● WORK TO DO
Your task is to restate the data word for word.

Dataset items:
§ §
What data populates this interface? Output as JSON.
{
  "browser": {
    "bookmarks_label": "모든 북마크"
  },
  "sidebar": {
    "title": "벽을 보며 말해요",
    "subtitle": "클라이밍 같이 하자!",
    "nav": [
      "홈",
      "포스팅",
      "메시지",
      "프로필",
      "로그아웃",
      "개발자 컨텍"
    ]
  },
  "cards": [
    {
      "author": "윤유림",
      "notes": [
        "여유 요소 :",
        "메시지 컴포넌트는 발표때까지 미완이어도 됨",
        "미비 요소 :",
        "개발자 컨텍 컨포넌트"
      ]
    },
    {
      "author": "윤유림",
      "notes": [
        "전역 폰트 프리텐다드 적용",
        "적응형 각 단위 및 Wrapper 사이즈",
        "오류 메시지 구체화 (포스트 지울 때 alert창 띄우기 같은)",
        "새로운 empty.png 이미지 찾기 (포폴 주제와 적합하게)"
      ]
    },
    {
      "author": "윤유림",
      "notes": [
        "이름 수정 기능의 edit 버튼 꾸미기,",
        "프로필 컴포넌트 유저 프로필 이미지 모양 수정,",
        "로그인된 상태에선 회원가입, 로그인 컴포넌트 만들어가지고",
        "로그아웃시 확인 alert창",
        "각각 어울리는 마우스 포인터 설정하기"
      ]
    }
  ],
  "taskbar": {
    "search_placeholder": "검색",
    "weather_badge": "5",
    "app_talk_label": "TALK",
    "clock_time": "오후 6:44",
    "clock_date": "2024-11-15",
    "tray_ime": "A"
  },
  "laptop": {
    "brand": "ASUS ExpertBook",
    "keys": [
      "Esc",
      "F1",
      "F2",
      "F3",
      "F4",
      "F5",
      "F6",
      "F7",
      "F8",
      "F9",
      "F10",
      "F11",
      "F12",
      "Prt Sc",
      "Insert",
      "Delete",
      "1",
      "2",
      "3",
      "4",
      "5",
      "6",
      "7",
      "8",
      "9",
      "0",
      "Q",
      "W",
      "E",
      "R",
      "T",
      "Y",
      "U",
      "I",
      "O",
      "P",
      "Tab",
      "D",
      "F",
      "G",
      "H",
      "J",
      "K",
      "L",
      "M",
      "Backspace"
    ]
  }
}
§ §
● SOLUTION TO THE EXERCISE
What data populates this interface? Output as JSON.
{
  "browser": {
    "bookmarks_label": "모든 북마크"
  },
  "sidebar": {
    "title": "벽을 보며 말해요",
    "subtitle": "클라이밍 같이 하자!",
    "nav": [
      "홈",
      "포스팅",
      "메시지",
      "프로필",
      "로그아웃",
      "개발자 컨텍"
    ]
  },
  "cards": [
    {
      "author": "윤유림",
      "notes": [
        "여유 요소 :",
        "메시지 컴포넌트는 발표때까지 미완이어도 됨",
        "미비 요소 :",
        "개발자 컨텍 컨포넌트"
      ]
    },
    {
      "author": "윤유림",
      "notes": [
        "전역 폰트 프리텐다드 적용",
        "적응형 각 단위 및 Wrapper 사이즈",
        "오류 메시지 구체화 (포스트 지울 때 alert창 띄우기 같은)",
        "새로운 empty.png 이미지 찾기 (포폴 주제와 적합하게)"
      ]
    },
    {
      "author": "윤유림",
      "notes": [
        "이름 수정 기능의 edit 버튼 꾸미기,",
        "프로필 컴포넌트 유저 프로필 이미지 모양 수정,",
        "로그인된 상태에선 회원가입, 로그인 컴포넌트 만들어가지고",
        "로그아웃시 확인 alert창",
        "각각 어울리는 마우스 포인터 설정하기"
      ]
    }
  ],
  "taskbar": {
    "search_placeholder": "검색",
    "weather_badge": "5",
    "app_talk_label": "TALK",
    "clock_time": "오후 6:44",
    "clock_date": "2024-11-15",
    "tray_ime": "A"
  },
  "laptop": {
    "brand": "ASUS ExpertBook",
    "keys": [
      "Esc",
      "F1",
      "F2",
      "F3",
      "F4",
      "F5",
      "F6",
      "F7",
      "F8",
      "F9",
      "F10",
      "F11",
      "F12",
      "Prt Sc",
      "Insert",
      "Delete",
      "1",
      "2",
      "3",
      "4",
      "5",
      "6",
      "7",
      "8",
      "9",
      "0",
      "Q",
      "W",
      "E",
      "R",
      "T",
      "Y",
      "U",
      "I",
      "O",
      "P",
      "Tab",
      "D",
      "F",
      "G",
      "H",
      "J",
      "K",
      "L",
      "M",
      "Backspace"
    ]
  }
}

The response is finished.